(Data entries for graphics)
--------------------

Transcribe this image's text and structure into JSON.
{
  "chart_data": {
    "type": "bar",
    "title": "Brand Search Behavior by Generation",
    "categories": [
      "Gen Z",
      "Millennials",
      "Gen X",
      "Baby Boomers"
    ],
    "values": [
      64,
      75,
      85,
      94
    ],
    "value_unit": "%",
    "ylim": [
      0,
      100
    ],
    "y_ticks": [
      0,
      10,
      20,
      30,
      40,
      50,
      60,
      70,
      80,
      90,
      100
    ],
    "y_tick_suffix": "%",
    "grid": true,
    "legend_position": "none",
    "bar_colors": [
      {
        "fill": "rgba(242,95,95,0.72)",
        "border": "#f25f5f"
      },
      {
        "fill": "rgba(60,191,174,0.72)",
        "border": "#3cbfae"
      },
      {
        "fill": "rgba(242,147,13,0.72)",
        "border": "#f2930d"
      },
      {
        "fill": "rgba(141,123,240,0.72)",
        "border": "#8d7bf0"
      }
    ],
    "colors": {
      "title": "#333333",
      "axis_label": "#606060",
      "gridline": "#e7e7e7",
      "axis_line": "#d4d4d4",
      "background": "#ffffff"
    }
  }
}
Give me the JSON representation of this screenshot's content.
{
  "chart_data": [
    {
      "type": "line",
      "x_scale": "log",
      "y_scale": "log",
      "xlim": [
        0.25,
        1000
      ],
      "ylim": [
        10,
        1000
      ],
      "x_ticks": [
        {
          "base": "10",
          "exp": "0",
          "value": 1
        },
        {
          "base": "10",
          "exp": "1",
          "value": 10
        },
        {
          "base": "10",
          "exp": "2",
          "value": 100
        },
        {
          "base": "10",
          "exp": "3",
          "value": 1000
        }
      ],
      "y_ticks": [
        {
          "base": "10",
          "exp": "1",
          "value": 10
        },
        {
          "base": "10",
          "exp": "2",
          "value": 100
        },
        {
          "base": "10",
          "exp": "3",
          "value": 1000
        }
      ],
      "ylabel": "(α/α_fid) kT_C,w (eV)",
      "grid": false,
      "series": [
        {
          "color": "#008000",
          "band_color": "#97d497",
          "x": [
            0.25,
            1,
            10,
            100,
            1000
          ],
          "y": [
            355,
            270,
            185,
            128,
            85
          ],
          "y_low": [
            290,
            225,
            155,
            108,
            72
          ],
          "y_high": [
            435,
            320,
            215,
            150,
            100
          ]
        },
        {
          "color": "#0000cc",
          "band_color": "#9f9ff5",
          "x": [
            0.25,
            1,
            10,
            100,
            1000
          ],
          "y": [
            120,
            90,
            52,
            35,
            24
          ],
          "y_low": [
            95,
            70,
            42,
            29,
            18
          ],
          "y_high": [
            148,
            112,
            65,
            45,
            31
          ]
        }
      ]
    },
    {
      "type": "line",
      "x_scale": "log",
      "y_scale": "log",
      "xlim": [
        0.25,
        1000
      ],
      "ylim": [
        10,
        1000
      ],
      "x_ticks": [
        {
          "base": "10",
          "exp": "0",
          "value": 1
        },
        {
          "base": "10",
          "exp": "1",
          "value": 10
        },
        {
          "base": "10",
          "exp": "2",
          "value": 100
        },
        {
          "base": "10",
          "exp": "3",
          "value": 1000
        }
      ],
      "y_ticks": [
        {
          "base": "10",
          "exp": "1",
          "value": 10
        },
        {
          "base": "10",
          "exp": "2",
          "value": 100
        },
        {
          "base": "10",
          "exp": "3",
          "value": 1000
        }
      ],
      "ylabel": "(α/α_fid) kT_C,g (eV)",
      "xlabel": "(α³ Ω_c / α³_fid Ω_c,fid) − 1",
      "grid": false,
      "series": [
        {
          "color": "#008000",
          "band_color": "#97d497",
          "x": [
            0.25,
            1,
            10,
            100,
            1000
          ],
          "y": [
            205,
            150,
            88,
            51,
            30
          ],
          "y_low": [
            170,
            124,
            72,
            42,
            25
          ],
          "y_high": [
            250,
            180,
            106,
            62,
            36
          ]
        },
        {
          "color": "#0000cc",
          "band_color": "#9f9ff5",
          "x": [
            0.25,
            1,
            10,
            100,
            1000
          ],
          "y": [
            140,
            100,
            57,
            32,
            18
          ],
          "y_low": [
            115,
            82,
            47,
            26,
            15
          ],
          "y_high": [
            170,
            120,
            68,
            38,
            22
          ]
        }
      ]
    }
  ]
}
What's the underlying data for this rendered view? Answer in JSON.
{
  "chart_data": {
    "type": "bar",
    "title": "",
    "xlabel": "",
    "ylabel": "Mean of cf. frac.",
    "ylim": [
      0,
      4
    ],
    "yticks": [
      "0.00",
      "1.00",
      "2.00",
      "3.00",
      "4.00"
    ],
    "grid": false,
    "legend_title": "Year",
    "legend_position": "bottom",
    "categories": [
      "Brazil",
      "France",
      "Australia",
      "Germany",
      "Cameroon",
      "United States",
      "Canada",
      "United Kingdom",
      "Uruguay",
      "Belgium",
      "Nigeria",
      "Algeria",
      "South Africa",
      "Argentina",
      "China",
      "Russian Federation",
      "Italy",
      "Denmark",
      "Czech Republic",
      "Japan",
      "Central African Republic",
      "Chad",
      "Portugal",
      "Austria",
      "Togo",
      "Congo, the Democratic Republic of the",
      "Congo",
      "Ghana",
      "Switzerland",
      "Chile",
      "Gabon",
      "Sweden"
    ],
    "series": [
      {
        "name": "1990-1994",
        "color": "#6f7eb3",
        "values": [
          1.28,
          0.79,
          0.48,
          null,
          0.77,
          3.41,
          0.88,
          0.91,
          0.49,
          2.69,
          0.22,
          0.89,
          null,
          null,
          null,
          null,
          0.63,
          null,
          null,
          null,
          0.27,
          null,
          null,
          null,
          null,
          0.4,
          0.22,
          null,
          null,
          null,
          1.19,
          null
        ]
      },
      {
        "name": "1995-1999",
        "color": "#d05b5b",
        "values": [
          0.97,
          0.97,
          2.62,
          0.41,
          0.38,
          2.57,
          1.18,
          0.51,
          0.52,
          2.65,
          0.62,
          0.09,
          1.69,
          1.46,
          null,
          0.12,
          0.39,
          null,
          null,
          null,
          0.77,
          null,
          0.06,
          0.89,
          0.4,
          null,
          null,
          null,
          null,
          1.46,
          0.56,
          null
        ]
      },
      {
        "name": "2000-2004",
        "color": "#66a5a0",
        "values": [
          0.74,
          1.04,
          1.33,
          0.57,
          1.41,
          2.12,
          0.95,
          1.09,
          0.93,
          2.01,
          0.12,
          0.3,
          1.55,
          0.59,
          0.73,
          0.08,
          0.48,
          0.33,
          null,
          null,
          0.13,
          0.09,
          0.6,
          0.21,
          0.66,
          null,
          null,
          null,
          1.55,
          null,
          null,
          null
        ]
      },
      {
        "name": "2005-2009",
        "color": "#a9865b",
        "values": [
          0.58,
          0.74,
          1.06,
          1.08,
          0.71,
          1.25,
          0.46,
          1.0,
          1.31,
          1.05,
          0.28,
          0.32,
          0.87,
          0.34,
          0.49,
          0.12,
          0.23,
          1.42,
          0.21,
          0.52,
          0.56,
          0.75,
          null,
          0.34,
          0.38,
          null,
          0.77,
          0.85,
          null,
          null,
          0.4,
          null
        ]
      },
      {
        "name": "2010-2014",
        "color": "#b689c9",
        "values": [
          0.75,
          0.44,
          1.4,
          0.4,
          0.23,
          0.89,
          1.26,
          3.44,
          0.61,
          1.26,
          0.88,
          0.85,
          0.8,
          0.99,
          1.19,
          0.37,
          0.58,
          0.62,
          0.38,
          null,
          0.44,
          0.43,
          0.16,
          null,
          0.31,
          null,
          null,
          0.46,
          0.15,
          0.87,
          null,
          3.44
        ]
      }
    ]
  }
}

--------------------

_WORK REQUIRED_. Set all of the entries down again, exactly as they were given.

_RESULT OF THIS EXERCISE_.
Transcribe this image's text and structure into JSON.
{
  "chart_data": {
    "type": "bar",
    "title": "Brand Search Behavior by Generation",
    "categories": [
      "Gen Z",
      "Millennials",
      "Gen X",
      "Baby Boomers"
    ],
    "values": [
      64,
      75,
      85,
      94
    ],
    "value_unit": "%",
    "ylim": [
      0,
      100
    ],
    "y_ticks": [
      0,
      10,
      20,
      30,
      40,
      50,
      60,
      70,
      80,
      90,
      100
    ],
    "y_tick_suffix": "%",
    "grid": true,
    "legend_position": "none",
    "bar_colors": [
      {
        "fill": "rgba(242,95,95,0.72)",
        "border": "#f25f5f"
      },
      {
        "fill": "rgba(60,191,174,0.72)",
        "border": "#3cbfae"
      },
      {
        "fill": "rgba(242,147,13,0.72)",
        "border": "#f2930d"
      },
      {
        "fill": "rgba(141,123,240,0.72)",
        "border": "#8d7bf0"
      }
    ],
    "colors": {
      "title": "#333333",
      "axis_label": "#606060",
      "gridline": "#e7e7e7",
      "axis_line": "#d4d4d4",
      "background": "#ffffff"
    }
  }
}
Give me the JSON representation of this screenshot's content.
{
  "chart_data": [
    {
      "type": "line",
      "x_scale": "log",
      "y_scale": "log",
      "xlim": [
        0.25,
        1000
      ],
      "ylim": [
        10,
        1000
      ],
      "x_ticks": [
        {
          "base": "10",
          "exp": "0",
          "value": 1
        },
        {
          "base": "10",
          "exp": "1",
          "value": 10
        },
        {
          "base": "10",
          "exp": "2",
          "value": 100
        },
        {
          "base": "10",
          "exp": "3",
          "value": 1000
        }
      ],
      "y_ticks": [
        {
          "base": "10",
          "exp": "1",
          "value": 10
        },
        {
          "base": "10",
          "exp": "2",
          "value": 100
        },
        {
          "base": "10",
          "exp": "3",
          "value": 1000
        }
      ],
      "ylabel": "(α/α_fid) kT_C,w (eV)",
      "grid": false,
      "series": [
        {
          "color": "#008000",
          "band_color": "#97d497",
          "x": [
            0.25,
            1,
            10,
            100,
            1000
          ],
          "y": [
            355,
            270,
            185,
            128,
            85
          ],
          "y_low": [
            290,
            225,
            155,
            108,
            72
          ],
          "y_high": [
            435,
            320,
            215,
            150,
            100
          ]
        },
        {
          "color": "#0000cc",
          "band_color": "#9f9ff5",
          "x": [
            0.25,
            1,
            10,
            100,
            1000
          ],
          "y": [
            120,
            90,
            52,
            35,
            24
          ],
          "y_low": [
            95,
            70,
            42,
            29,
            18
          ],
          "y_high": [
            148,
            112,
            65,
            45,
            31
          ]
        }
      ]
    },
    {
      "type": "line",
      "x_scale": "log",
      "y_scale": "log",
      "xlim": [
        0.25,
        1000
      ],
      "ylim": [
        10,
        1000
      ],
      "x_ticks": [
        {
          "base": "10",
          "exp": "0",
          "value": 1
        },
        {
          "base": "10",
          "exp": "1",
          "value": 10
        },
        {
          "base": "10",
          "exp": "2",
          "value": 100
        },
        {
          "base": "10",
          "exp": "3",
          "value": 1000
        }
      ],
      "y_ticks": [
        {
          "base": "10",
          "exp": "1",
          "value": 10
        },
        {
          "base": "10",
          "exp": "2",
          "value": 100
        },
        {
          "base": "10",
          "exp": "3",
          "value": 1000
        }
      ],
      "ylabel": "(α/α_fid) kT_C,g (eV)",
      "xlabel": "(α³ Ω_c / α³_fid Ω_c,fid) − 1",
      "grid": false,
      "series": [
        {
          "color": "#008000",
          "band_color": "#97d497",
          "x": [
            0.25,
            1,
            10,
            100,
            1000
          ],
          "y": [
            205,
            150,
            88,
            51,
            30
          ],
          "y_low": [
            170,
            124,
            72,
            42,
            25
          ],
          "y_high": [
            250,
            180,
            106,
            62,
            36
          ]
        },
        {
          "color": "#0000cc",
          "band_color": "#9f9ff5",
          "x": [
            0.25,
            1,
            10,
            100,
            1000
          ],
          "y": [
            140,
            100,
            57,
            32,
            18
          ],
          "y_low": [
            115,
            82,
            47,
            26,
            15
          ],
          "y_high": [
            170,
            120,
            68,
            38,
            22
          ]
        }
      ]
    }
  ]
}
What's the underlying data for this rendered view? Answer in JSON.
{
  "chart_data": {
    "type": "bar",
    "title": "",
    "xlabel": "",
    "ylabel": "Mean of cf. frac.",
    "ylim": [
      0,
      4
    ],
    "yticks": [
      "0.00",
      "1.00",
      "2.00",
      "3.00",
      "4.00"
    ],
    "grid": false,
    "legend_title": "Year",
    "legend_position": "bottom",
    "categories": [
      "Brazil",
      "France",
      "Australia",
      "Germany",
      "Cameroon",
      "United States",
      "Canada",
      "United Kingdom",
      "Uruguay",
      "Belgium",
      "Nigeria",
      "Algeria",
      "South Africa",
      "Argentina",
      "China",
      "Russian Federation",
      "Italy",
      "Denmark",
      "Czech Republic",
      "Japan",
      "Central African Republic",
      "Chad",
      "Portugal",
      "Austria",
      "Togo",
      "Congo, the Democratic Republic of the",
      "Congo",
      "Ghana",
      "Switzerland",
      "Chile",
      "Gabon",
      "Sweden"
    ],
    "series": [
      {
        "name": "1990-1994",
        "color": "#6f7eb3",
        "values": [
          1.28,
          0.79,
          0.48,
          null,
          0.77,
          3.41,
          0.88,
          0.91,
          0.49,
          2.69,
          0.22,
          0.89,
          null,
          null,
          null,
          null,
          0.63,
          null,
          null,
          null,
          0.27,
          null,
          null,
          null,
          null,
          0.4,
          0.22,
          null,
          null,
          null,
          1.19,
          null
        ]
      },
      {
        "name": "1995-1999",
        "color": "#d05b5b",
        "values": [
          0.97,
          0.97,
          2.62,
          0.41,
          0.38,
          2.57,
          1.18,
          0.51,
          0.52,
          2.65,
          0.62,
          0.09,
          1.69,
          1.46,
          null,
          0.12,
          0.39,
          null,
          null,
          null,
          0.77,
          null,
          0.06,
          0.89,
          0.4,
          null,
          null,
          null,
          null,
          1.46,
          0.56,
          null
        ]
      },
      {
        "name": "2000-2004",
        "color": "#66a5a0",
        "values": [
          0.74,
          1.04,
          1.33,
          0.57,
          1.41,
          2.12,
          0.95,
          1.09,
          0.93,
          2.01,
          0.12,
          0.3,
          1.55,
          0.59,
          0.73,
          0.08,
          0.48,
          0.33,
          null,
          null,
          0.13,
          0.09,
          0.6,
          0.21,
          0.66,
          null,
          null,
          null,
          1.55,
          null,
          null,
          null
        ]
      },
      {
        "name": "2005-2009",
        "color": "#a9865b",
        "values": [
          0.58,
          0.74,
          1.06,
          1.08,
          0.71,
          1.25,
          0.46,
          1.0,
          1.31,
          1.05,
          0.28,
          0.32,
          0.87,
          0.34,
          0.49,
          0.12,
          0.23,
          1.42,
          0.21,
          0.52,
          0.56,
          0.75,
          null,
          0.34,
          0.38,
          null,
          0.77,
          0.85,
          null,
          null,
          0.4,
          null
        ]
      },
      {
        "name": "2010-2014",
        "color": "#b689c9",
        "values": [
          0.75,
          0.44,
          1.4,
          0.4,
          0.23,
          0.89,
          1.26,
          3.44,
          0.61,
          1.26,
          0.88,
          0.85,
          0.8,
          0.99,
          1.19,
          0.37,
          0.58,
          0.62,
          0.38,
          null,
          0.44,
          0.43,
          0.16,
          null,
          0.31,
          null,
          null,
          0.46,
          0.15,
          0.87,
          null,
          3.44
        ]
      }
    ]
  }
}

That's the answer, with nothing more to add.